What is required
Restate the full set of records exactly, without adding or dropping a word.

Dataset excerpts
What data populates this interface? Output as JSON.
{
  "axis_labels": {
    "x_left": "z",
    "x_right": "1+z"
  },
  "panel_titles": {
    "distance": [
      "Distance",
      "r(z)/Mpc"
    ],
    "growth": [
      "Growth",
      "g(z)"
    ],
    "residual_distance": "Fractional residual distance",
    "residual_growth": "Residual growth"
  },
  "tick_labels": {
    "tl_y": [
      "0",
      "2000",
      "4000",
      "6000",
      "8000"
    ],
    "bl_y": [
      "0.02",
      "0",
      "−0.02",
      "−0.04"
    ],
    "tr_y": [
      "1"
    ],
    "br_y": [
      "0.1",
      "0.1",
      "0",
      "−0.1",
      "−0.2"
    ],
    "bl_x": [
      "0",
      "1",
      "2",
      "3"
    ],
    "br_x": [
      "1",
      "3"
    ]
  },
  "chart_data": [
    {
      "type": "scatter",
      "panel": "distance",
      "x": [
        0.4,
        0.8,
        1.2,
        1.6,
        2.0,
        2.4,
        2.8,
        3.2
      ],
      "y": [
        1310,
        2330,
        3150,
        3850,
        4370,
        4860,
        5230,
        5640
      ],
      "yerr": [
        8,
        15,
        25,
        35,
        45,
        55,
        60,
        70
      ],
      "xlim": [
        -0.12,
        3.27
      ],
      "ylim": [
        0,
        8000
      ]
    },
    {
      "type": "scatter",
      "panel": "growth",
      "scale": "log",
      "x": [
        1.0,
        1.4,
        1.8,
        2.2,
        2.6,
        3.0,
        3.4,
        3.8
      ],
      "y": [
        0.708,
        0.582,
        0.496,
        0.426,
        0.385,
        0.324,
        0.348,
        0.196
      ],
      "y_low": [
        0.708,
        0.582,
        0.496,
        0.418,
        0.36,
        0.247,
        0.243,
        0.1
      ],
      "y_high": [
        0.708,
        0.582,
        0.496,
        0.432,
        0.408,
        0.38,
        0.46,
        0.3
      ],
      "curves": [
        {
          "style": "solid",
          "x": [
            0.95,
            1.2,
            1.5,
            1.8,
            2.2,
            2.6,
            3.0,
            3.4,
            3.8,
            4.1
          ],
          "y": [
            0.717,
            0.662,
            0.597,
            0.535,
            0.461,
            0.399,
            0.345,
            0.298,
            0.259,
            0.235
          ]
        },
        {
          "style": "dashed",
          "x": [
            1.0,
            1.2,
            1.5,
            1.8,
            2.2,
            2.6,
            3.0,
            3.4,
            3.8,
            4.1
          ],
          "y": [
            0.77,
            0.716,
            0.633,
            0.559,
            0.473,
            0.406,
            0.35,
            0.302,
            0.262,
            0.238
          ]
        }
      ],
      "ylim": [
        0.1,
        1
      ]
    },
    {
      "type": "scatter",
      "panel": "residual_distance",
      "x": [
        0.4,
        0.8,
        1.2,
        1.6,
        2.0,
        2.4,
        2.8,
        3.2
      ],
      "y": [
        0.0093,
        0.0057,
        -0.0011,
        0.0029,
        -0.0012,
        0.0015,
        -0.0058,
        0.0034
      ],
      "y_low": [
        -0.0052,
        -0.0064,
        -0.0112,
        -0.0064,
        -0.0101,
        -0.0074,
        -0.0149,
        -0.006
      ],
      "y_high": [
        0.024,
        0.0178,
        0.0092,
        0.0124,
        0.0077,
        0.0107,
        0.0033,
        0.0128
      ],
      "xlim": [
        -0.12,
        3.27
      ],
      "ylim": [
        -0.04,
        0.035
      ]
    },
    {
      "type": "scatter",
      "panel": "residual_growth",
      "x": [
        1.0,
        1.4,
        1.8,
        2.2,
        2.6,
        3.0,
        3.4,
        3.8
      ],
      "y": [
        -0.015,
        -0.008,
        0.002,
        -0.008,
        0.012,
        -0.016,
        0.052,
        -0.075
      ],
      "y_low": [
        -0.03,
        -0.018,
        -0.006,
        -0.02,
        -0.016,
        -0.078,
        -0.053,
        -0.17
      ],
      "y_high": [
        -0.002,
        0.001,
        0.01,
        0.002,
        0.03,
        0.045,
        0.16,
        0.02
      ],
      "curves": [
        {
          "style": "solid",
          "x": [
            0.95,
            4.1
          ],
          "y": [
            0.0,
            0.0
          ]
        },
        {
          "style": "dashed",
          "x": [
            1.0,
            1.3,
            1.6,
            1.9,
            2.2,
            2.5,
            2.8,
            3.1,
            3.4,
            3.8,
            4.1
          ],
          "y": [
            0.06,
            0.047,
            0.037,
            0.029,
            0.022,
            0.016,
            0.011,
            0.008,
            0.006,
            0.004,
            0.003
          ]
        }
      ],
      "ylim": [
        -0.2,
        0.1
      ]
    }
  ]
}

Written response
What data populates this interface? Output as JSON.
{
  "axis_labels": {
    "x_left": "z",
    "x_right": "1+z"
  },
  "panel_titles": {
    "distance": [
      "Distance",
      "r(z)/Mpc"
    ],
    "growth": [
      "Growth",
      "g(z)"
    ],
    "residual_distance": "Fractional residual distance",
    "residual_growth": "Residual growth"
  },
  "tick_labels": {
    "tl_y": [
      "0",
      "2000",
      "4000",
      "6000",
      "8000"
    ],
    "bl_y": [
      "0.02",
      "0",
      "−0.02",
      "−0.04"
    ],
    "tr_y": [
      "1"
    ],
    "br_y": [
      "0.1",
      "0.1",
      "0",
      "−0.1",
      "−0.2"
    ],
    "bl_x": [
      "0",
      "1",
      "2",
      "3"
    ],
    "br_x": [
      "1",
      "3"
    ]
  },
  "chart_data": [
    {
      "type": "scatter",
      "panel": "distance",
      "x": [
        0.4,
        0.8,
        1.2,
        1.6,
        2.0,
        2.4,
        2.8,
        3.2
      ],
      "y": [
        1310,
        2330,
        3150,
        3850,
        4370,
        4860,
        5230,
        5640
      ],
      "yerr": [
        8,
        15,
        25,
        35,
        45,
        55,
        60,
        70
      ],
      "xlim": [
        -0.12,
        3.27
      ],
      "ylim": [
        0,
        8000
      ]
    },
    {
      "type": "scatter",
      "panel": "growth",
      "scale": "log",
      "x": [
        1.0,
        1.4,
        1.8,
        2.2,
        2.6,
        3.0,
        3.4,
        3.8
      ],
      "y": [
        0.708,
        0.582,
        0.496,
        0.426,
        0.385,
        0.324,
        0.348,
        0.196
      ],
      "y_low": [
        0.708,
        0.582,
        0.496,
        0.418,
        0.36,
        0.247,
        0.243,
        0.1
      ],
      "y_high": [
        0.708,
        0.582,
        0.496,
        0.432,
        0.408,
        0.38,
        0.46,
        0.3
      ],
      "curves": [
        {
          "style": "solid",
          "x": [
            0.95,
            1.2,
            1.5,
            1.8,
            2.2,
            2.6,
            3.0,
            3.4,
            3.8,
            4.1
          ],
          "y": [
            0.717,
            0.662,
            0.597,
            0.535,
            0.461,
            0.399,
            0.345,
            0.298,
            0.259,
            0.235
          ]
        },
        {
          "style": "dashed",
          "x": [
            1.0,
            1.2,
            1.5,
            1.8,
            2.2,
            2.6,
            3.0,
            3.4,
            3.8,
            4.1
          ],
          "y": [
            0.77,
            0.716,
            0.633,
            0.559,
            0.473,
            0.406,
            0.35,
            0.302,
            0.262,
            0.238
          ]
        }
      ],
      "ylim": [
        0.1,
        1
      ]
    },
    {
      "type": "scatter",
      "panel": "residual_distance",
      "x": [
        0.4,
        0.8,
        1.2,
        1.6,
        2.0,
        2.4,
        2.8,
        3.2
      ],
      "y": [
        0.0093,
        0.0057,
        -0.0011,
        0.0029,
        -0.0012,
        0.0015,
        -0.0058,
        0.0034
      ],
      "y_low": [
        -0.0052,
        -0.0064,
        -0.0112,
        -0.0064,
        -0.0101,
        -0.0074,
        -0.0149,
        -0.006
      ],
      "y_high": [
        0.024,
        0.0178,
        0.0092,
        0.0124,
        0.0077,
        0.0107,
        0.0033,
        0.0128
      ],
      "xlim": [
        -0.12,
        3.27
      ],
      "ylim": [
        -0.04,
        0.035
      ]
    },
    {
      "type": "scatter",
      "panel": "residual_growth",
      "x": [
        1.0,
        1.4,
        1.8,
        2.2,
        2.6,
        3.0,
        3.4,
        3.8
      ],
      "y": [
        -0.015,
        -0.008,
        0.002,
        -0.008,
        0.012,
        -0.016,
        0.052,
        -0.075
      ],
      "y_low": [
        -0.03,
        -0.018,
        -0.006,
        -0.02,
        -0.016,
        -0.078,
        -0.053,
        -0.17
      ],
      "y_high": [
        -0.002,
        0.001,
        0.01,
        0.002,
        0.03,
        0.045,
        0.16,
        0.02
      ],
      "curves": [
        {
          "style": "solid",
          "x": [
            0.95,
            4.1
          ],
          "y": [
            0.0,
            0.0
          ]
        },
        {
          "style": "dashed",
          "x": [
            1.0,
            1.3,
            1.6,
            1.9,
            2.2,
            2.5,
            2.8,
            3.1,
            3.4,
            3.8,
            4.1
          ],
          "y": [
            0.06,
            0.047,
            0.037,
            0.029,
            0.022,
            0.016,
            0.011,
            0.008,
            0.006,
            0.004,
            0.003
          ]
        }
      ],
      "ylim": [
        -0.2,
        0.1
      ]
    }
  ]
}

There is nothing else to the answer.